[Extracts from a graphics dataset]
— BEGIN —

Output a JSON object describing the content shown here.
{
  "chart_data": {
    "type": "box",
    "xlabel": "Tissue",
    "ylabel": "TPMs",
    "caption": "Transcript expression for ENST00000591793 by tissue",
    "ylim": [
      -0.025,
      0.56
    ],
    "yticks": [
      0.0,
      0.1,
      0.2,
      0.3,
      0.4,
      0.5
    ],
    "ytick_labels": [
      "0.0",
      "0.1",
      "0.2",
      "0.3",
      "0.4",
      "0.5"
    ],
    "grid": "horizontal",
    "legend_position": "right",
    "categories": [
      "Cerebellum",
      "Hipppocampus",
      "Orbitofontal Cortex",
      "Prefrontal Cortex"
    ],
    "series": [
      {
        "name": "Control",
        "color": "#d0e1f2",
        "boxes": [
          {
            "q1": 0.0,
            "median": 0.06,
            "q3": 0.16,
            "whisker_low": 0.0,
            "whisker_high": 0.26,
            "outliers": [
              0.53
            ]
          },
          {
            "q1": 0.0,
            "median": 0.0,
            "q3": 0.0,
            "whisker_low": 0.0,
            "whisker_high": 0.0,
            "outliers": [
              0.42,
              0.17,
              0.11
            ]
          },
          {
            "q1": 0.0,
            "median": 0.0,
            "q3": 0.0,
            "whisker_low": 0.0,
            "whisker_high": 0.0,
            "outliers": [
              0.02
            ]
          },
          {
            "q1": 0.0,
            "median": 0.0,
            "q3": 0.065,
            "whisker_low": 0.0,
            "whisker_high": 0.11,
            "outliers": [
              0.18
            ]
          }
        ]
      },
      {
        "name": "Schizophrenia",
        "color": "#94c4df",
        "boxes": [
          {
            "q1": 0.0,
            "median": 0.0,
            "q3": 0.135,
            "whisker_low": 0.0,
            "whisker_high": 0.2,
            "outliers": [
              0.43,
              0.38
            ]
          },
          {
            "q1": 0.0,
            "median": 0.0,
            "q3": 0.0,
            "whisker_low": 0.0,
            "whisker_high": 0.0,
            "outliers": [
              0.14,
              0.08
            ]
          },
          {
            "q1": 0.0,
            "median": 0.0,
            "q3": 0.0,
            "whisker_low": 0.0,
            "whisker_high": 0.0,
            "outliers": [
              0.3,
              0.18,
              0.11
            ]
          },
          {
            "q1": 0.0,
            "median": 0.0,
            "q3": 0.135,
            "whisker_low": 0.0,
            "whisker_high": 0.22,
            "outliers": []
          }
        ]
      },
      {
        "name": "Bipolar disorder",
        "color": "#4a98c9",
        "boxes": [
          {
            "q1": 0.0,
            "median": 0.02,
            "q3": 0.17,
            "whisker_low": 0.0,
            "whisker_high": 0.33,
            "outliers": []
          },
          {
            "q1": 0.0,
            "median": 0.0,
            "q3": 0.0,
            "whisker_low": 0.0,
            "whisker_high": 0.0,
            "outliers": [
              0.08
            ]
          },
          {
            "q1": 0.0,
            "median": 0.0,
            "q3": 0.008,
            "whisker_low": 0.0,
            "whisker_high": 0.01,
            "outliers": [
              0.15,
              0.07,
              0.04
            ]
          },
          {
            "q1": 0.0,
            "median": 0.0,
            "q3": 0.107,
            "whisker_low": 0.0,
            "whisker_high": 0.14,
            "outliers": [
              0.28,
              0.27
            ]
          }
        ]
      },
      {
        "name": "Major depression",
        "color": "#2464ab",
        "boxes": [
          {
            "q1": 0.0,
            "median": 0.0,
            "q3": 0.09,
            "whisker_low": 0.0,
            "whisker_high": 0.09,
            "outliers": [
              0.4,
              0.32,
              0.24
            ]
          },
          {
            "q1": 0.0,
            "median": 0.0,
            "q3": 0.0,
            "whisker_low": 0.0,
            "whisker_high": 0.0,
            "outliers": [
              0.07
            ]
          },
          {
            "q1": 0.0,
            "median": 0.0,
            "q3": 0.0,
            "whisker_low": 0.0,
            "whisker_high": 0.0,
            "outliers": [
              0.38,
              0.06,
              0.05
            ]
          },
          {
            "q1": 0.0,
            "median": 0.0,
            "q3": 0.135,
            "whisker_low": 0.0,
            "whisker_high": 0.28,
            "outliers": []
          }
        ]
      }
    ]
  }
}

— END —

--- Description of the task ---
Take the listing above and write it out again exactly.

--- Written solution ---
Output a JSON object describing the content shown here.
{
  "chart_data": {
    "type": "box",
    "xlabel": "Tissue",
    "ylabel": "TPMs",
    "caption": "Transcript expression for ENST00000591793 by tissue",
    "ylim": [
      -0.025,
      0.56
    ],
    "yticks": [
      0.0,
      0.1,
      0.2,
      0.3,
      0.4,
      0.5
    ],
    "ytick_labels": [
      "0.0",
      "0.1",
      "0.2",
      "0.3",
      "0.4",
      "0.5"
    ],
    "grid": "horizontal",
    "legend_position": "right",
    "categories": [
      "Cerebellum",
      "Hipppocampus",
      "Orbitofontal Cortex",
      "Prefrontal Cortex"
    ],
    "series": [
      {
        "name": "Control",
        "color": "#d0e1f2",
        "boxes": [
          {
            "q1": 0.0,
            "median": 0.06,
            "q3": 0.16,
            "whisker_low": 0.0,
            "whisker_high": 0.26,
            "outliers": [
              0.53
            ]
          },
          {
            "q1": 0.0,
            "median": 0.0,
            "q3": 0.0,
            "whisker_low": 0.0,
            "whisker_high": 0.0,
            "outliers": [
              0.42,
              0.17,
              0.11
            ]
          },
          {
            "q1": 0.0,
            "median": 0.0,
            "q3": 0.0,
            "whisker_low": 0.0,
            "whisker_high": 0.0,
            "outliers": [
              0.02
            ]
          },
          {
            "q1": 0.0,
            "median": 0.0,
            "q3": 0.065,
            "whisker_low": 0.0,
            "whisker_high": 0.11,
            "outliers": [
              0.18
            ]
          }
        ]
      },
      {
        "name": "Schizophrenia",
        "color": "#94c4df",
        "boxes": [
          {
            "q1": 0.0,
            "median": 0.0,
            "q3": 0.135,
            "whisker_low": 0.0,
            "whisker_high": 0.2,
            "outliers": [
              0.43,
              0.38
            ]
          },
          {
            "q1": 0.0,
            "median": 0.0,
            "q3": 0.0,
            "whisker_low": 0.0,
            "whisker_high": 0.0,
            "outliers": [
              0.14,
              0.08
            ]
          },
          {
            "q1": 0.0,
            "median": 0.0,
            "q3": 0.0,
            "whisker_low": 0.0,
            "whisker_high": 0.0,
            "outliers": [
              0.3,
              0.18,
              0.11
            ]
          },
          {
            "q1": 0.0,
            "median": 0.0,
            "q3": 0.135,
            "whisker_low": 0.0,
            "whisker_high": 0.22,
            "outliers": []
          }
        ]
      },
      {
        "name": "Bipolar disorder",
        "color": "#4a98c9",
        "boxes": [
          {
            "q1": 0.0,
            "median": 0.02,
            "q3": 0.17,
            "whisker_low": 0.0,
            "whisker_high": 0.33,
            "outliers": []
          },
          {
            "q1": 0.0,
            "median": 0.0,
            "q3": 0.0,
            "whisker_low": 0.0,
            "whisker_high": 0.0,
            "outliers": [
              0.08
            ]
          },
          {
            "q1": 0.0,
            "median": 0.0,
            "q3": 0.008,
            "whisker_low": 0.0,
            "whisker_high": 0.01,
            "outliers": [
              0.15,
              0.07,
              0.04
            ]
          },
          {
            "q1": 0.0,
            "median": 0.0,
            "q3": 0.107,
            "whisker_low": 0.0,
            "whisker_high": 0.14,
            "outliers": [
              0.28,
              0.27
            ]
          }
        ]
      },
      {
        "name": "Major depression",
        "color": "#2464ab",
        "boxes": [
          {
            "q1": 0.0,
            "median": 0.0,
            "q3": 0.09,
            "whisker_low": 0.0,
            "whisker_high": 0.09,
            "outliers": [
              0.4,
              0.32,
              0.24
            ]
          },
          {
            "q1": 0.0,
            "median": 0.0,
            "q3": 0.0,
            "whisker_low": 0.0,
            "whisker_high": 0.0,
            "outliers": [
              0.07
            ]
          },
          {
            "q1": 0.0,
            "median": 0.0,
            "q3": 0.0,
            "whisker_low": 0.0,
            "whisker_high": 0.0,
            "outliers": [
              0.38,
              0.06,
              0.05
            ]
          },
          {
            "q1": 0.0,
            "median": 0.0,
            "q3": 0.135,
            "whisker_low": 0.0,
            "whisker_high": 0.28,
            "outliers": []
          }
        ]
      }
    ]
  }
}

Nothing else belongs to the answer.